DATA FOR PROCESSING
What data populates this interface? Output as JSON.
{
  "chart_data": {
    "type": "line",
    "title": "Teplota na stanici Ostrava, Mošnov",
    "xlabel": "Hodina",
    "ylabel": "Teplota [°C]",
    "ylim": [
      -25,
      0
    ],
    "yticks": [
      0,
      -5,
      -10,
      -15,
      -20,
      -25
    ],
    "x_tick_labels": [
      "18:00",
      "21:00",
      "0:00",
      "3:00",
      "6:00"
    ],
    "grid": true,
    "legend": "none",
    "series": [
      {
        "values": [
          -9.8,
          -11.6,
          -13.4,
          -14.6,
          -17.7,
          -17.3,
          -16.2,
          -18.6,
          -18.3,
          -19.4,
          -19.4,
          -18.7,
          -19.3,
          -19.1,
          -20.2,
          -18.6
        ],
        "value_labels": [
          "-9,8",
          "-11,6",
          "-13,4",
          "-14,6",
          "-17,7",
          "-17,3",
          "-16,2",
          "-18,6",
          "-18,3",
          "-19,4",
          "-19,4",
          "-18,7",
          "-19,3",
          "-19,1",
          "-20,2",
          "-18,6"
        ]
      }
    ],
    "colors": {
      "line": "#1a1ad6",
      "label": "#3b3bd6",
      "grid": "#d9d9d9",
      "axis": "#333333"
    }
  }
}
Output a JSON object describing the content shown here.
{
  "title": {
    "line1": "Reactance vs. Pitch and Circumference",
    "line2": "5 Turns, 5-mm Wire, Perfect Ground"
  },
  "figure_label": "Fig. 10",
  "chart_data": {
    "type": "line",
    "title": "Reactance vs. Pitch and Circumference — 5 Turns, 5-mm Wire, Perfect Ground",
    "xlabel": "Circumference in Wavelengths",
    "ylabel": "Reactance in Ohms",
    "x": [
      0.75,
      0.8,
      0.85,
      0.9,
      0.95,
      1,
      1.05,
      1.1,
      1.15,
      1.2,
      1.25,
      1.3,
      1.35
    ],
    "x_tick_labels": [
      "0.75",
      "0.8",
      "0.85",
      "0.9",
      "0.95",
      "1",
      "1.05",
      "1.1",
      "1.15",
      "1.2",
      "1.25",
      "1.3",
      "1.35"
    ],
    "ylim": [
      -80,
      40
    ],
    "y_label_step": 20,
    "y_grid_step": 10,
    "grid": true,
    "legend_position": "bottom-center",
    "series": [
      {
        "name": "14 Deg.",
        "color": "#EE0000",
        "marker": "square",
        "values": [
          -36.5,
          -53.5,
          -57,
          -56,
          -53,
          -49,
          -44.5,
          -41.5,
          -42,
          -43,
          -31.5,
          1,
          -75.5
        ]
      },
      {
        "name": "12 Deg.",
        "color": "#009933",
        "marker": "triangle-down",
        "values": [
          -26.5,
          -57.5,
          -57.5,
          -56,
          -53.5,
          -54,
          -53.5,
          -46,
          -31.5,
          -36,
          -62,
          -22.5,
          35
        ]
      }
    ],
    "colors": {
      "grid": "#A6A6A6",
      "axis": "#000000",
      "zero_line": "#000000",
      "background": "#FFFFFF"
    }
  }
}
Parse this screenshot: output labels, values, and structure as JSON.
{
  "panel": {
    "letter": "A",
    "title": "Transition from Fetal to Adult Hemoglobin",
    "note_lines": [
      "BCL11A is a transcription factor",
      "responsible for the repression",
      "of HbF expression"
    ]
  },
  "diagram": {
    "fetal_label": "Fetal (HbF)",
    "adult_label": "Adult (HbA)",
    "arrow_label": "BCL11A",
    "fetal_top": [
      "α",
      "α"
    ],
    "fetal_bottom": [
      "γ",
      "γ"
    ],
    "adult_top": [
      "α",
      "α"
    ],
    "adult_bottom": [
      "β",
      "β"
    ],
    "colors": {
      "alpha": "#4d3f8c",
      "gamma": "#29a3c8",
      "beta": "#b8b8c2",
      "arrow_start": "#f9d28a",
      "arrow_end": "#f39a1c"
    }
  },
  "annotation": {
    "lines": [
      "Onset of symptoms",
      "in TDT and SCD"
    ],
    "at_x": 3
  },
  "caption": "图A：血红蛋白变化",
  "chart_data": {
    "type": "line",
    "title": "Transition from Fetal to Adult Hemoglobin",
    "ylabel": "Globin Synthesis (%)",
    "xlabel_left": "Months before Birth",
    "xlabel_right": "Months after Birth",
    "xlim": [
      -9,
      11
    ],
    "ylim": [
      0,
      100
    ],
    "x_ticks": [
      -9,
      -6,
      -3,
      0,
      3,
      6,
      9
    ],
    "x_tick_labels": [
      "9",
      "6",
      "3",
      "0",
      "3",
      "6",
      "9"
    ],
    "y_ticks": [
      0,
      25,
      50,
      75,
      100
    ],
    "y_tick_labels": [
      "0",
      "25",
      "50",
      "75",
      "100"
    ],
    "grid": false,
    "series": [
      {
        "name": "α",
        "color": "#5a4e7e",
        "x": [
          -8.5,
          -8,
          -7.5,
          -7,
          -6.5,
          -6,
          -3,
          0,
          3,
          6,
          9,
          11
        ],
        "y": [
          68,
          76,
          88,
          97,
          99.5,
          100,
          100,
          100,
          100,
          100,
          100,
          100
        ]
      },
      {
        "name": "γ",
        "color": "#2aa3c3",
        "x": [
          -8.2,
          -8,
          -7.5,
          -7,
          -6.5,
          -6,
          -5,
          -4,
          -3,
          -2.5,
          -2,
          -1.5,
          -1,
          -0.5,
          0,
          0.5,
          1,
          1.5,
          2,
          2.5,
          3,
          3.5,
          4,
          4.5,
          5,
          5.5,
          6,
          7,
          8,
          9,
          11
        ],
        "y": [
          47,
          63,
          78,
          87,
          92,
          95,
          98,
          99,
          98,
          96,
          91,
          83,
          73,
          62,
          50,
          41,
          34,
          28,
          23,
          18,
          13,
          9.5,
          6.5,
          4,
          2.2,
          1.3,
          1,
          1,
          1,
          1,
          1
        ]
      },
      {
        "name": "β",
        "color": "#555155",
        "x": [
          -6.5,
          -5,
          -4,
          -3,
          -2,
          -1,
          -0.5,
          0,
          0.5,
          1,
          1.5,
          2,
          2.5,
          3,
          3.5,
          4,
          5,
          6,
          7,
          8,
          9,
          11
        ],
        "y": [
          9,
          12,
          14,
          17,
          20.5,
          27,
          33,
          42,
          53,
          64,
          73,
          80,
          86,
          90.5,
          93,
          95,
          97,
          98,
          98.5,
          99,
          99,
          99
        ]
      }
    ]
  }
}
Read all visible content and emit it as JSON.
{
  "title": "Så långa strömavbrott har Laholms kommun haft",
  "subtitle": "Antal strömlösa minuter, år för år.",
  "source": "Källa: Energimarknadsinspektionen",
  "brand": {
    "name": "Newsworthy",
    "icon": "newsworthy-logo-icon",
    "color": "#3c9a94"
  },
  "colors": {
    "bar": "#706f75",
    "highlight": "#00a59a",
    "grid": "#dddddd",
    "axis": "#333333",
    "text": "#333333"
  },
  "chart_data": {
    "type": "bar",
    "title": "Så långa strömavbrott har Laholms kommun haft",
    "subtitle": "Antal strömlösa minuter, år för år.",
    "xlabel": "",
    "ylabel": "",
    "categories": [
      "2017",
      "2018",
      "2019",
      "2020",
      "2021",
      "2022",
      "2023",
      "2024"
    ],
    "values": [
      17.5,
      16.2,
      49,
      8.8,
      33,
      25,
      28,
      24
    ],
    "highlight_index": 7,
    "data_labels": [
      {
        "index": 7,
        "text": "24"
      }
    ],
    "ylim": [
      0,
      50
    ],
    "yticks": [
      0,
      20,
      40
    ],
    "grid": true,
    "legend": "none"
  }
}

TASK DESCRIPTION
Write out all the entries exactly.

THE RESPONSE
What data populates this interface? Output as JSON.
{
  "chart_data": {
    "type": "line",
    "title": "Teplota na stanici Ostrava, Mošnov",
    "xlabel": "Hodina",
    "ylabel": "Teplota [°C]",
    "ylim": [
      -25,
      0
    ],
    "yticks": [
      0,
      -5,
      -10,
      -15,
      -20,
      -25
    ],
    "x_tick_labels": [
      "18:00",
      "21:00",
      "0:00",
      "3:00",
      "6:00"
    ],
    "grid": true,
    "legend": "none",
    "series": [
      {
        "values": [
          -9.8,
          -11.6,
          -13.4,
          -14.6,
          -17.7,
          -17.3,
          -16.2,
          -18.6,
          -18.3,
          -19.4,
          -19.4,
          -18.7,
          -19.3,
          -19.1,
          -20.2,
          -18.6
        ],
        "value_labels": [
          "-9,8",
          "-11,6",
          "-13,4",
          "-14,6",
          "-17,7",
          "-17,3",
          "-16,2",
          "-18,6",
          "-18,3",
          "-19,4",
          "-19,4",
          "-18,7",
          "-19,3",
          "-19,1",
          "-20,2",
          "-18,6"
        ]
      }
    ],
    "colors": {
      "line": "#1a1ad6",
      "label": "#3b3bd6",
      "grid": "#d9d9d9",
      "axis": "#333333"
    }
  }
}
Output a JSON object describing the content shown here.
{
  "title": {
    "line1": "Reactance vs. Pitch and Circumference",
    "line2": "5 Turns, 5-mm Wire, Perfect Ground"
  },
  "figure_label": "Fig. 10",
  "chart_data": {
    "type": "line",
    "title": "Reactance vs. Pitch and Circumference — 5 Turns, 5-mm Wire, Perfect Ground",
    "xlabel": "Circumference in Wavelengths",
    "ylabel": "Reactance in Ohms",
    "x": [
      0.75,
      0.8,
      0.85,
      0.9,
      0.95,
      1,
      1.05,
      1.1,
      1.15,
      1.2,
      1.25,
      1.3,
      1.35
    ],
    "x_tick_labels": [
      "0.75",
      "0.8",
      "0.85",
      "0.9",
      "0.95",
      "1",
      "1.05",
      "1.1",
      "1.15",
      "1.2",
      "1.25",
      "1.3",
      "1.35"
    ],
    "ylim": [
      -80,
      40
    ],
    "y_label_step": 20,
    "y_grid_step": 10,
    "grid": true,
    "legend_position": "bottom-center",
    "series": [
      {
        "name": "14 Deg.",
        "color": "#EE0000",
        "marker": "square",
        "values": [
          -36.5,
          -53.5,
          -57,
          -56,
          -53,
          -49,
          -44.5,
          -41.5,
          -42,
          -43,
          -31.5,
          1,
          -75.5
        ]
      },
      {
        "name": "12 Deg.",
        "color": "#009933",
        "marker": "triangle-down",
        "values": [
          -26.5,
          -57.5,
          -57.5,
          -56,
          -53.5,
          -54,
          -53.5,
          -46,
          -31.5,
          -36,
          -62,
          -22.5,
          35
        ]
      }
    ],
    "colors": {
      "grid": "#A6A6A6",
      "axis": "#000000",
      "zero_line": "#000000",
      "background": "#FFFFFF"
    }
  }
}
Parse this screenshot: output labels, values, and structure as JSON.
{
  "panel": {
    "letter": "A",
    "title": "Transition from Fetal to Adult Hemoglobin",
    "note_lines": [
      "BCL11A is a transcription factor",
      "responsible for the repression",
      "of HbF expression"
    ]
  },
  "diagram": {
    "fetal_label": "Fetal (HbF)",
    "adult_label": "Adult (HbA)",
    "arrow_label": "BCL11A",
    "fetal_top": [
      "α",
      "α"
    ],
    "fetal_bottom": [
      "γ",
      "γ"
    ],
    "adult_top": [
      "α",
      "α"
    ],
    "adult_bottom": [
      "β",
      "β"
    ],
    "colors": {
      "alpha": "#4d3f8c",
      "gamma": "#29a3c8",
      "beta": "#b8b8c2",
      "arrow_start": "#f9d28a",
      "arrow_end": "#f39a1c"
    }
  },
  "annotation": {
    "lines": [
      "Onset of symptoms",
      "in TDT and SCD"
    ],
    "at_x": 3
  },
  "caption": "图A：血红蛋白变化",
  "chart_data": {
    "type": "line",
    "title": "Transition from Fetal to Adult Hemoglobin",
    "ylabel": "Globin Synthesis (%)",
    "xlabel_left": "Months before Birth",
    "xlabel_right": "Months after Birth",
    "xlim": [
      -9,
      11
    ],
    "ylim": [
      0,
      100
    ],
    "x_ticks": [
      -9,
      -6,
      -3,
      0,
      3,
      6,
      9
    ],
    "x_tick_labels": [
      "9",
      "6",
      "3",
      "0",
      "3",
      "6",
      "9"
    ],
    "y_ticks": [
      0,
      25,
      50,
      75,
      100
    ],
    "y_tick_labels": [
      "0",
      "25",
      "50",
      "75",
      "100"
    ],
    "grid": false,
    "series": [
      {
        "name": "α",
        "color": "#5a4e7e",
        "x": [
          -8.5,
          -8,
          -7.5,
          -7,
          -6.5,
          -6,
          -3,
          0,
          3,
          6,
          9,
          11
        ],
        "y": [
          68,
          76,
          88,
          97,
          99.5,
          100,
          100,
          100,
          100,
          100,
          100,
          100
        ]
      },
      {
        "name": "γ",
        "color": "#2aa3c3",
        "x": [
          -8.2,
          -8,
          -7.5,
          -7,
          -6.5,
          -6,
          -5,
          -4,
          -3,
          -2.5,
          -2,
          -1.5,
          -1,
          -0.5,
          0,
          0.5,
          1,
          1.5,
          2,
          2.5,
          3,
          3.5,
          4,
          4.5,
          5,
          5.5,
          6,
          7,
          8,
          9,
          11
        ],
        "y": [
          47,
          63,
          78,
          87,
          92,
          95,
          98,
          99,
          98,
          96,
          91,
          83,
          73,
          62,
          50,
          41,
          34,
          28,
          23,
          18,
          13,
          9.5,
          6.5,
          4,
          2.2,
          1.3,
          1,
          1,
          1,
          1,
          1
        ]
      },
      {
        "name": "β",
        "color": "#555155",
        "x": [
          -6.5,
          -5,
          -4,
          -3,
          -2,
          -1,
          -0.5,
          0,
          0.5,
          1,
          1.5,
          2,
          2.5,
          3,
          3.5,
          4,
          5,
          6,
          7,
          8,
          9,
          11
        ],
        "y": [
          9,
          12,
          14,
          17,
          20.5,
          27,
          33,
          42,
          53,
          64,
          73,
          80,
          86,
          90.5,
          93,
          95,
          97,
          98,
          98.5,
          99,
          99,
          99
        ]
      }
    ]
  }
}
Read all visible content and emit it as JSON.
{
  "title": "Så långa strömavbrott har Laholms kommun haft",
  "subtitle": "Antal strömlösa minuter, år för år.",
  "source": "Källa: Energimarknadsinspektionen",
  "brand": {
    "name": "Newsworthy",
    "icon": "newsworthy-logo-icon",
    "color": "#3c9a94"
  },
  "colors": {
    "bar": "#706f75",
    "highlight": "#00a59a",
    "grid": "#dddddd",
    "axis": "#333333",
    "text": "#333333"
  },
  "chart_data": {
    "type": "bar",
    "title": "Så långa strömavbrott har Laholms kommun haft",
    "subtitle": "Antal strömlösa minuter, år för år.",
    "xlabel": "",
    "ylabel": "",
    "categories": [
      "2017",
      "2018",
      "2019",
      "2020",
      "2021",
      "2022",
      "2023",
      "2024"
    ],
    "values": [
      17.5,
      16.2,
      49,
      8.8,
      33,
      25,
      28,
      24
    ],
    "highlight_index": 7,
    "data_labels": [
      {
        "index": 7,
        "text": "24"
      }
    ],
    "ylim": [
      0,
      50
    ],
    "yticks": [
      0,
      20,
      40
    ],
    "grid": true,
    "legend": "none"
  }
}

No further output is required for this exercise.